■ **Requirement**:
Return the listing below in full, with every line exactly as it is.

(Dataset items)
··········

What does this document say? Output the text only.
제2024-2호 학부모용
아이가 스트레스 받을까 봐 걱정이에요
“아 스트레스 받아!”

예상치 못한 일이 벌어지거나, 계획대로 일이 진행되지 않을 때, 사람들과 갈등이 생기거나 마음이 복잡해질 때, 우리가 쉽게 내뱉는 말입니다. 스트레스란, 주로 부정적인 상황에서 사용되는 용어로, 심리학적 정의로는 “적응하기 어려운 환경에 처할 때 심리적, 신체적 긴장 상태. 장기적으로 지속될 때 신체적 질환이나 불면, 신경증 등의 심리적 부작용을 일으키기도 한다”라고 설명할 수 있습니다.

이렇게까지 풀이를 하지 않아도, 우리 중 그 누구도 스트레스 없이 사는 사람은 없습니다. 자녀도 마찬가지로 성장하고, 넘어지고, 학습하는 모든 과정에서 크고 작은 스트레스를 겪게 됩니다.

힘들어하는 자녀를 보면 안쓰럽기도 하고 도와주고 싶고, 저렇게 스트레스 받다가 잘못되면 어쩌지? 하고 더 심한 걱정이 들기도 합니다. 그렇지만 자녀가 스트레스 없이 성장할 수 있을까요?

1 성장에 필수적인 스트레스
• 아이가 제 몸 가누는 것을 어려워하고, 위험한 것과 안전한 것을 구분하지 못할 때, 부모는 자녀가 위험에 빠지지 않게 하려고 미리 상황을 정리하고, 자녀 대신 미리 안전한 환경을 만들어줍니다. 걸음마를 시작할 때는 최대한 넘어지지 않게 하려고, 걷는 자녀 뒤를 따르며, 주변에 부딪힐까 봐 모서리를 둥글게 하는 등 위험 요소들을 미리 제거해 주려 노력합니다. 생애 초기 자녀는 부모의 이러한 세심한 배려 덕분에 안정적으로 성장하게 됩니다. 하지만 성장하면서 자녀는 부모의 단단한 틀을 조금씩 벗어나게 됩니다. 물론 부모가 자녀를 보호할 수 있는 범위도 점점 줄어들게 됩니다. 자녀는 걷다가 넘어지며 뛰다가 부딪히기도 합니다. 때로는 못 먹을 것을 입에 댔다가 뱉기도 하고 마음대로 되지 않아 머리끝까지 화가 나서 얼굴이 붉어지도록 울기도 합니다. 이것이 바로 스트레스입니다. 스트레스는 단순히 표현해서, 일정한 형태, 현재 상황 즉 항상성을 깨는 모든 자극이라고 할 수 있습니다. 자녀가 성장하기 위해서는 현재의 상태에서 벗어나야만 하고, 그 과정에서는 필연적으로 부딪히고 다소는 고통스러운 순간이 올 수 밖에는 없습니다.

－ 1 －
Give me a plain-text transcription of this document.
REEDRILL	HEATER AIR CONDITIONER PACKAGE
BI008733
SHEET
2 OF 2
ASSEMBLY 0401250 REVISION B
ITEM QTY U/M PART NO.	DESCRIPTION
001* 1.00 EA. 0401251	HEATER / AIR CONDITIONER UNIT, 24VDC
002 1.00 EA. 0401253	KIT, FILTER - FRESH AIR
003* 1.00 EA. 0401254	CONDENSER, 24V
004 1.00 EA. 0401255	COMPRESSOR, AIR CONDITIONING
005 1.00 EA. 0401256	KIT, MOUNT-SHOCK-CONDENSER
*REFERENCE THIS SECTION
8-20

··········

■ **Final answer**:
What does this document say? Output the text only.
제2024-2호 학부모용
아이가 스트레스 받을까 봐 걱정이에요
“아 스트레스 받아!”

예상치 못한 일이 벌어지거나, 계획대로 일이 진행되지 않을 때, 사람들과 갈등이 생기거나 마음이 복잡해질 때, 우리가 쉽게 내뱉는 말입니다. 스트레스란, 주로 부정적인 상황에서 사용되는 용어로, 심리학적 정의로는 “적응하기 어려운 환경에 처할 때 심리적, 신체적 긴장 상태. 장기적으로 지속될 때 신체적 질환이나 불면, 신경증 등의 심리적 부작용을 일으키기도 한다”라고 설명할 수 있습니다.

이렇게까지 풀이를 하지 않아도, 우리 중 그 누구도 스트레스 없이 사는 사람은 없습니다. 자녀도 마찬가지로 성장하고, 넘어지고, 학습하는 모든 과정에서 크고 작은 스트레스를 겪게 됩니다.

힘들어하는 자녀를 보면 안쓰럽기도 하고 도와주고 싶고, 저렇게 스트레스 받다가 잘못되면 어쩌지? 하고 더 심한 걱정이 들기도 합니다. 그렇지만 자녀가 스트레스 없이 성장할 수 있을까요?

1 성장에 필수적인 스트레스
• 아이가 제 몸 가누는 것을 어려워하고, 위험한 것과 안전한 것을 구분하지 못할 때, 부모는 자녀가 위험에 빠지지 않게 하려고 미리 상황을 정리하고, 자녀 대신 미리 안전한 환경을 만들어줍니다. 걸음마를 시작할 때는 최대한 넘어지지 않게 하려고, 걷는 자녀 뒤를 따르며, 주변에 부딪힐까 봐 모서리를 둥글게 하는 등 위험 요소들을 미리 제거해 주려 노력합니다. 생애 초기 자녀는 부모의 이러한 세심한 배려 덕분에 안정적으로 성장하게 됩니다. 하지만 성장하면서 자녀는 부모의 단단한 틀을 조금씩 벗어나게 됩니다. 물론 부모가 자녀를 보호할 수 있는 범위도 점점 줄어들게 됩니다. 자녀는 걷다가 넘어지며 뛰다가 부딪히기도 합니다. 때로는 못 먹을 것을 입에 댔다가 뱉기도 하고 마음대로 되지 않아 머리끝까지 화가 나서 얼굴이 붉어지도록 울기도 합니다. 이것이 바로 스트레스입니다. 스트레스는 단순히 표현해서, 일정한 형태, 현재 상황 즉 항상성을 깨는 모든 자극이라고 할 수 있습니다. 자녀가 성장하기 위해서는 현재의 상태에서 벗어나야만 하고, 그 과정에서는 필연적으로 부딪히고 다소는 고통스러운 순간이 올 수 밖에는 없습니다.

－ 1 －
Give me a plain-text transcription of this document.
REEDRILL	HEATER AIR CONDITIONER PACKAGE
BI008733
SHEET
2 OF 2
ASSEMBLY 0401250 REVISION B
ITEM QTY U/M PART NO.	DESCRIPTION
001* 1.00 EA. 0401251	HEATER / AIR CONDITIONER UNIT, 24VDC
002 1.00 EA. 0401253	KIT, FILTER - FRESH AIR
003* 1.00 EA. 0401254	CONDENSER, 24V
004 1.00 EA. 0401255	COMPRESSOR, AIR CONDITIONING
005 1.00 EA. 0401256	KIT, MOUNT-SHOCK-CONDENSER
*REFERENCE THIS SECTION
8-20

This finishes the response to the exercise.